── Record extracts ──

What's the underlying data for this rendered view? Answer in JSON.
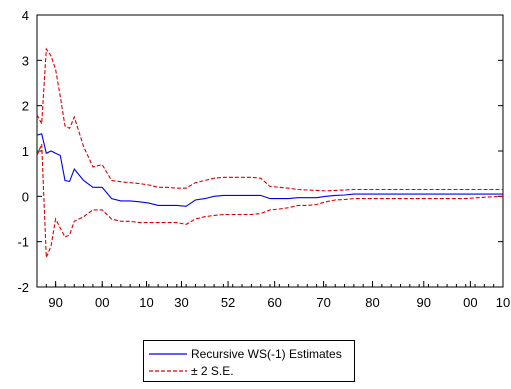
{
  "chart_data": {
    "type": "line",
    "title": "",
    "xlabel": "",
    "ylabel": "",
    "ylim": [
      -2,
      4
    ],
    "yticks": [
      "4",
      "3",
      "2",
      "1",
      "0",
      "-1",
      "-2"
    ],
    "ytick_values": [
      4,
      3,
      2,
      1,
      0,
      -1,
      -2
    ],
    "xlim": [
      0,
      100
    ],
    "xticks": [
      {
        "label": "90",
        "value": 4
      },
      {
        "label": "00",
        "value": 14
      },
      {
        "label": "10",
        "value": 23.5
      },
      {
        "label": "30",
        "value": 31
      },
      {
        "label": "52",
        "value": 41
      },
      {
        "label": "60",
        "value": 51
      },
      {
        "label": "70",
        "value": 61.5
      },
      {
        "label": "80",
        "value": 72
      },
      {
        "label": "90",
        "value": 83
      },
      {
        "label": "00",
        "value": 93
      },
      {
        "label": "10",
        "value": 103
      }
    ],
    "legend_placement": "bottom-center",
    "grid": false,
    "x": [
      0,
      1,
      2,
      3,
      4,
      5,
      6,
      7,
      8,
      10,
      12,
      14,
      16,
      18,
      20,
      22,
      24,
      26,
      28,
      30,
      32,
      34,
      36,
      38,
      40,
      42,
      44,
      46,
      48,
      50,
      52,
      54,
      56,
      58,
      60,
      62,
      64,
      66,
      68,
      70,
      72,
      74,
      76,
      78,
      80,
      84,
      88,
      92,
      96,
      100
    ],
    "series": [
      {
        "name": "Recursive WS(-1) Estimates",
        "color": "#0000ee",
        "style": "solid",
        "values": [
          1.35,
          1.38,
          0.95,
          1.0,
          0.95,
          0.9,
          0.35,
          0.33,
          0.6,
          0.35,
          0.2,
          0.2,
          -0.05,
          -0.1,
          -0.1,
          -0.12,
          -0.15,
          -0.2,
          -0.2,
          -0.2,
          -0.22,
          -0.08,
          -0.05,
          0.0,
          0.02,
          0.02,
          0.02,
          0.02,
          0.02,
          -0.05,
          -0.05,
          -0.05,
          -0.03,
          -0.03,
          -0.03,
          0.0,
          0.02,
          0.03,
          0.05,
          0.05,
          0.05,
          0.05,
          0.05,
          0.05,
          0.05,
          0.05,
          0.05,
          0.05,
          0.05,
          0.05
        ]
      },
      {
        "name": "± 2 S.E.",
        "color": "#dd0000",
        "style": "dashed",
        "values": [
          1.8,
          1.6,
          3.25,
          3.1,
          2.8,
          2.2,
          1.55,
          1.5,
          1.75,
          1.1,
          0.65,
          0.7,
          0.35,
          0.32,
          0.3,
          0.28,
          0.25,
          0.2,
          0.2,
          0.18,
          0.18,
          0.3,
          0.35,
          0.4,
          0.42,
          0.42,
          0.42,
          0.42,
          0.4,
          0.22,
          0.2,
          0.18,
          0.15,
          0.14,
          0.13,
          0.12,
          0.13,
          0.14,
          0.15,
          0.15,
          0.15,
          0.15,
          0.15,
          0.15,
          0.15,
          0.15,
          0.15,
          0.15,
          0.15,
          0.15
        ]
      },
      {
        "name": "± 2 S.E.",
        "color": "#dd0000",
        "style": "dashed",
        "values": [
          0.9,
          1.15,
          -1.35,
          -1.1,
          -0.5,
          -0.7,
          -0.9,
          -0.85,
          -0.55,
          -0.45,
          -0.3,
          -0.3,
          -0.5,
          -0.55,
          -0.55,
          -0.58,
          -0.58,
          -0.58,
          -0.58,
          -0.58,
          -0.62,
          -0.5,
          -0.45,
          -0.42,
          -0.4,
          -0.4,
          -0.4,
          -0.4,
          -0.38,
          -0.3,
          -0.28,
          -0.25,
          -0.2,
          -0.2,
          -0.18,
          -0.12,
          -0.08,
          -0.07,
          -0.05,
          -0.05,
          -0.05,
          -0.05,
          -0.05,
          -0.05,
          -0.05,
          -0.05,
          -0.05,
          -0.05,
          -0.02,
          0.0
        ]
      }
    ]
  },
  "legend": {
    "entries": [
      {
        "label": "Recursive WS(-1) Estimates",
        "color": "#0000ee",
        "style": "solid"
      },
      {
        "label": "± 2 S.E.",
        "color": "#dd0000",
        "style": "dashed"
      }
    ]
  }
}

───

What is expected: Pictures in the records should not appear in your copy, but everything else must be transcribed exactly.

The solution:
What's the underlying data for this rendered view? Answer in JSON.
{
  "chart_data": {
    "type": "line",
    "title": "",
    "xlabel": "",
    "ylabel": "",
    "ylim": [
      -2,
      4
    ],
    "yticks": [
      "4",
      "3",
      "2",
      "1",
      "0",
      "-1",
      "-2"
    ],
    "ytick_values": [
      4,
      3,
      2,
      1,
      0,
      -1,
      -2
    ],
    "xlim": [
      0,
      100
    ],
    "xticks": [
      {
        "label": "90",
        "value": 4
      },
      {
        "label": "00",
        "value": 14
      },
      {
        "label": "10",
        "value": 23.5
      },
      {
        "label": "30",
        "value": 31
      },
      {
        "label": "52",
        "value": 41
      },
      {
        "label": "60",
        "value": 51
      },
      {
        "label": "70",
        "value": 61.5
      },
      {
        "label": "80",
        "value": 72
      },
      {
        "label": "90",
        "value": 83
      },
      {
        "label": "00",
        "value": 93
      },
      {
        "label": "10",
        "value": 103
      }
    ],
    "legend_placement": "bottom-center",
    "grid": false,
    "x": [
      0,
      1,
      2,
      3,
      4,
      5,
      6,
      7,
      8,
      10,
      12,
      14,
      16,
      18,
      20,
      22,
      24,
      26,
      28,
      30,
      32,
      34,
      36,
      38,
      40,
      42,
      44,
      46,
      48,
      50,
      52,
      54,
      56,
      58,
      60,
      62,
      64,
      66,
      68,
      70,
      72,
      74,
      76,
      78,
      80,
      84,
      88,
      92,
      96,
      100
    ],
    "series": [
      {
        "name": "Recursive WS(-1) Estimates",
        "color": "#0000ee",
        "style": "solid",
        "values": [
          1.35,
          1.38,
          0.95,
          1.0,
          0.95,
          0.9,
          0.35,
          0.33,
          0.6,
          0.35,
          0.2,
          0.2,
          -0.05,
          -0.1,
          -0.1,
          -0.12,
          -0.15,
          -0.2,
          -0.2,
          -0.2,
          -0.22,
          -0.08,
          -0.05,
          0.0,
          0.02,
          0.02,
          0.02,
          0.02,
          0.02,
          -0.05,
          -0.05,
          -0.05,
          -0.03,
          -0.03,
          -0.03,
          0.0,
          0.02,
          0.03,
          0.05,
          0.05,
          0.05,
          0.05,
          0.05,
          0.05,
          0.05,
          0.05,
          0.05,
          0.05,
          0.05,
          0.05
        ]
      },
      {
        "name": "± 2 S.E.",
        "color": "#dd0000",
        "style": "dashed",
        "values": [
          1.8,
          1.6,
          3.25,
          3.1,
          2.8,
          2.2,
          1.55,
          1.5,
          1.75,
          1.1,
          0.65,
          0.7,
          0.35,
          0.32,
          0.3,
          0.28,
          0.25,
          0.2,
          0.2,
          0.18,
          0.18,
          0.3,
          0.35,
          0.4,
          0.42,
          0.42,
          0.42,
          0.42,
          0.4,
          0.22,
          0.2,
          0.18,
          0.15,
          0.14,
          0.13,
          0.12,
          0.13,
          0.14,
          0.15,
          0.15,
          0.15,
          0.15,
          0.15,
          0.15,
          0.15,
          0.15,
          0.15,
          0.15,
          0.15,
          0.15
        ]
      },
      {
        "name": "± 2 S.E.",
        "color": "#dd0000",
        "style": "dashed",
        "values": [
          0.9,
          1.15,
          -1.35,
          -1.1,
          -0.5,
          -0.7,
          -0.9,
          -0.85,
          -0.55,
          -0.45,
          -0.3,
          -0.3,
          -0.5,
          -0.55,
          -0.55,
          -0.58,
          -0.58,
          -0.58,
          -0.58,
          -0.58,
          -0.62,
          -0.5,
          -0.45,
          -0.42,
          -0.4,
          -0.4,
          -0.4,
          -0.4,
          -0.38,
          -0.3,
          -0.28,
          -0.25,
          -0.2,
          -0.2,
          -0.18,
          -0.12,
          -0.08,
          -0.07,
          -0.05,
          -0.05,
          -0.05,
          -0.05,
          -0.05,
          -0.05,
          -0.05,
          -0.05,
          -0.05,
          -0.05,
          -0.02,
          0.0
        ]
      }
    ]
  },
  "legend": {
    "entries": [
      {
        "label": "Recursive WS(-1) Estimates",
        "color": "#0000ee",
        "style": "solid"
      },
      {
        "label": "± 2 S.E.",
        "color": "#dd0000",
        "style": "dashed"
      }
    ]
  }
}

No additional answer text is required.